Recorded information:
----

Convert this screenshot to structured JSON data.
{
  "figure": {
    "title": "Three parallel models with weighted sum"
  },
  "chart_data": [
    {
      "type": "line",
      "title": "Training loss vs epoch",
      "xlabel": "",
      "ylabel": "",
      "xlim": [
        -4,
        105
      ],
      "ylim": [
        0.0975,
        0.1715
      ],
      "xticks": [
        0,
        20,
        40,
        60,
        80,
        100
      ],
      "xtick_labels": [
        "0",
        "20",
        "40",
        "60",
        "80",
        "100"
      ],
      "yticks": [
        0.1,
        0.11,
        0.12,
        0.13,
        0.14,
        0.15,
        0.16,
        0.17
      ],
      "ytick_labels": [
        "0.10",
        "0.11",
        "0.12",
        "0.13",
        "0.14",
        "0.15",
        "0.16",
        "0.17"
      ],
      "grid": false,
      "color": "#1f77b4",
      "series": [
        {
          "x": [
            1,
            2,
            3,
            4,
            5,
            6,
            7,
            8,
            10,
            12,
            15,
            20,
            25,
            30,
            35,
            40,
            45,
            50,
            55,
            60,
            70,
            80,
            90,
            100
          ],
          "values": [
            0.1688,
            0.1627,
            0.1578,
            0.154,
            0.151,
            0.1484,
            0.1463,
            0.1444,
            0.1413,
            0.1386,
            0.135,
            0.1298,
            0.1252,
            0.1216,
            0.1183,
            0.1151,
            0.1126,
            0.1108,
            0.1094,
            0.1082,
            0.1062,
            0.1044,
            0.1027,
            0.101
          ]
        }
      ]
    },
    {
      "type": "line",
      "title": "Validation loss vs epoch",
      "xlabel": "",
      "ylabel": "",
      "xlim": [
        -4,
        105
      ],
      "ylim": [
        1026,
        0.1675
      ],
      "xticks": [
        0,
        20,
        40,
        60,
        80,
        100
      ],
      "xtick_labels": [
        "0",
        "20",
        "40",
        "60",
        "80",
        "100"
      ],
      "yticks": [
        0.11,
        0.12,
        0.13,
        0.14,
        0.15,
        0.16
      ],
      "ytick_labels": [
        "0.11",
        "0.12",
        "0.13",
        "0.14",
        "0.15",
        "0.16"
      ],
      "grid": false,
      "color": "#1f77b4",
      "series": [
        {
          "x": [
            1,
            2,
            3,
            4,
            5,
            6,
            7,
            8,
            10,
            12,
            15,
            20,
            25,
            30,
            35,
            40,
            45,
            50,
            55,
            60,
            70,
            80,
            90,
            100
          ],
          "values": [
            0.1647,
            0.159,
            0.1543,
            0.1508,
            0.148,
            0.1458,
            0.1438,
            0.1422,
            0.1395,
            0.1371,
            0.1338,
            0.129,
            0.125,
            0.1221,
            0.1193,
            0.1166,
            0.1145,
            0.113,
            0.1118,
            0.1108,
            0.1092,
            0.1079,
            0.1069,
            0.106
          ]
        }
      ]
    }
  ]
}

----

What is required: Please quote the data above in full, with no line missing.

Written solution:
Convert this screenshot to structured JSON data.
{
  "figure": {
    "title": "Three parallel models with weighted sum"
  },
  "chart_data": [
    {
      "type": "line",
      "title": "Training loss vs epoch",
      "xlabel": "",
      "ylabel": "",
      "xlim": [
        -4,
        105
      ],
      "ylim": [
        0.0975,
        0.1715
      ],
      "xticks": [
        0,
        20,
        40,
        60,
        80,
        100
      ],
      "xtick_labels": [
        "0",
        "20",
        "40",
        "60",
        "80",
        "100"
      ],
      "yticks": [
        0.1,
        0.11,
        0.12,
        0.13,
        0.14,
        0.15,
        0.16,
        0.17
      ],
      "ytick_labels": [
        "0.10",
        "0.11",
        "0.12",
        "0.13",
        "0.14",
        "0.15",
        "0.16",
        "0.17"
      ],
      "grid": false,
      "color": "#1f77b4",
      "series": [
        {
          "x": [
            1,
            2,
            3,
            4,
            5,
            6,
            7,
            8,
            10,
            12,
            15,
            20,
            25,
            30,
            35,
            40,
            45,
            50,
            55,
            60,
            70,
            80,
            90,
            100
          ],
          "values": [
            0.1688,
            0.1627,
            0.1578,
            0.154,
            0.151,
            0.1484,
            0.1463,
            0.1444,
            0.1413,
            0.1386,
            0.135,
            0.1298,
            0.1252,
            0.1216,
            0.1183,
            0.1151,
            0.1126,
            0.1108,
            0.1094,
            0.1082,
            0.1062,
            0.1044,
            0.1027,
            0.101
          ]
        }
      ]
    },
    {
      "type": "line",
      "title": "Validation loss vs epoch",
      "xlabel": "",
      "ylabel": "",
      "xlim": [
        -4,
        105
      ],
      "ylim": [
        1026,
        0.1675
      ],
      "xticks": [
        0,
        20,
        40,
        60,
        80,
        100
      ],
      "xtick_labels": [
        "0",
        "20",
        "40",
        "60",
        "80",
        "100"
      ],
      "yticks": [
        0.11,
        0.12,
        0.13,
        0.14,
        0.15,
        0.16
      ],
      "ytick_labels": [
        "0.11",
        "0.12",
        "0.13",
        "0.14",
        "0.15",
        "0.16"
      ],
      "grid": false,
      "color": "#1f77b4",
      "series": [
        {
          "x": [
            1,
            2,
            3,
            4,
            5,
            6,
            7,
            8,
            10,
            12,
            15,
            20,
            25,
            30,
            35,
            40,
            45,
            50,
            55,
            60,
            70,
            80,
            90,
            100
          ],
          "values": [
            0.1647,
            0.159,
            0.1543,
            0.1508,
            0.148,
            0.1458,
            0.1438,
            0.1422,
            0.1395,
            0.1371,
            0.1338,
            0.129,
            0.125,
            0.1221,
            0.1193,
            0.1166,
            0.1145,
            0.113,
            0.1118,
            0.1108,
            0.1092,
            0.1079,
            0.1069,
            0.106
          ]
        }
      ]
    }
  ]
}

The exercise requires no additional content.